▶ [Goal]: Render every line of the records below as a numbered list, skipping blank lines and leaving out the pictures.

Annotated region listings
☆ ☆ ☆ ☆ ☆

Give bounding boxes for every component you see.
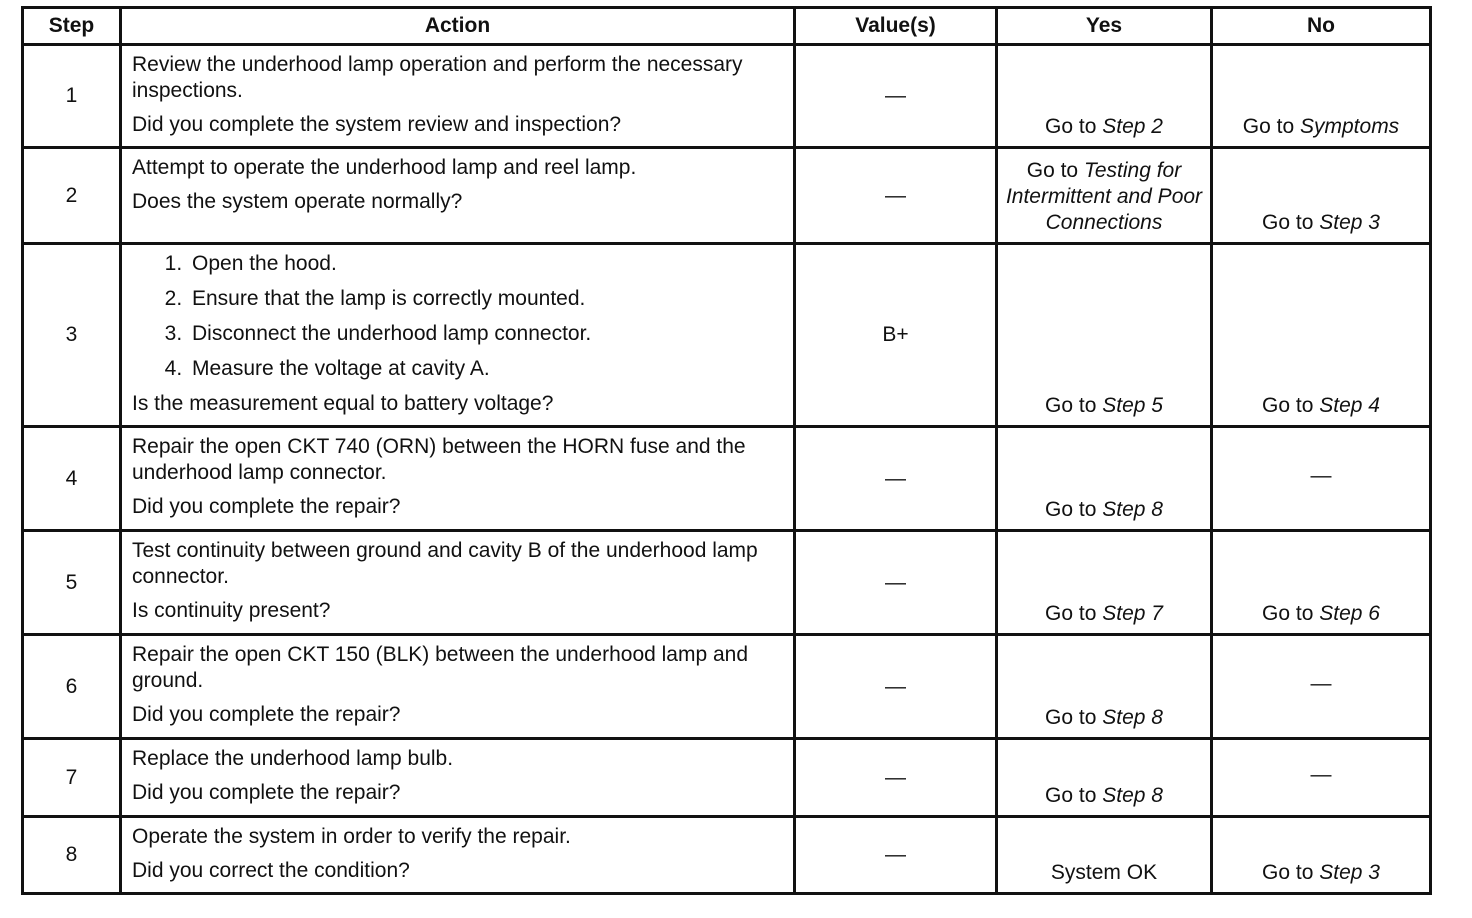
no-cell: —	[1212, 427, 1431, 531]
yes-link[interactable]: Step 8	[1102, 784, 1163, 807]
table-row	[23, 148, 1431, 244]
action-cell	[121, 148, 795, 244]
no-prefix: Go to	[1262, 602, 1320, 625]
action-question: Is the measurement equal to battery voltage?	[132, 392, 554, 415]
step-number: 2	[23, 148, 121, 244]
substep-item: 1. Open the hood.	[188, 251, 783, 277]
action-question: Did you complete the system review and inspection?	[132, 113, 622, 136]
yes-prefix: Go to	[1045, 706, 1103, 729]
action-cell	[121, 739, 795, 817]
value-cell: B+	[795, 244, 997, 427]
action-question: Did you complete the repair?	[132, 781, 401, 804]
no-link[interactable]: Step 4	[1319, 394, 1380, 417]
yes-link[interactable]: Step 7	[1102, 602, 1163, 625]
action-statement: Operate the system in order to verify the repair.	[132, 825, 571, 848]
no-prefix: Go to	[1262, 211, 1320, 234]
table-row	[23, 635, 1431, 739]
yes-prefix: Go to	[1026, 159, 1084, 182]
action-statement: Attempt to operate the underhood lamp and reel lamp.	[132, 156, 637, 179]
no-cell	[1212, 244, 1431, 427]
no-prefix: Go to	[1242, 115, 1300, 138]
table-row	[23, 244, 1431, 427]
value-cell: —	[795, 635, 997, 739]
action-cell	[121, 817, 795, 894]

☆ ☆ ☆ ☆ ☆

▶ [The result]:
1. Give bounding boxes for every component you see.
2. no-cell: —	[1212, 427, 1431, 531]
3. yes-link[interactable]: Step 8	[1102, 784, 1163, 807]
4. table-row	[23, 148, 1431, 244]
5. action-cell	[121, 148, 795, 244]
6. no-prefix: Go to	[1262, 602, 1320, 625]
7. action-question: Is the measurement equal to battery voltage?	[132, 392, 554, 415]
8. step-number: 2	[23, 148, 121, 244]
9. substep-item: 1. Open the hood.	[188, 251, 783, 277]
10. action-question: Did you complete the system review and inspection?	[132, 113, 622, 136]
11. yes-prefix: Go to	[1045, 706, 1103, 729]
12. action-cell	[121, 739, 795, 817]
13. value-cell: B+	[795, 244, 997, 427]
14. action-question: Did you complete the repair?	[132, 781, 401, 804]
15. no-link[interactable]: Step 4	[1319, 394, 1380, 417]
16. yes-link[interactable]: Step 7	[1102, 602, 1163, 625]
17. action-statement: Operate the system in order to verify the repair.	[132, 825, 571, 848]
18. no-prefix: Go to	[1262, 211, 1320, 234]
19. table-row	[23, 635, 1431, 739]
20. yes-prefix: Go to	[1026, 159, 1084, 182]
21. action-statement: Attempt to operate the underhood lamp and reel lamp.	[132, 156, 637, 179]
22. no-cell	[1212, 244, 1431, 427]
23. no-prefix: Go to	[1242, 115, 1300, 138]
24. table-row	[23, 244, 1431, 427]
25. value-cell: —	[795, 635, 997, 739]
26. action-cell	[121, 817, 795, 894]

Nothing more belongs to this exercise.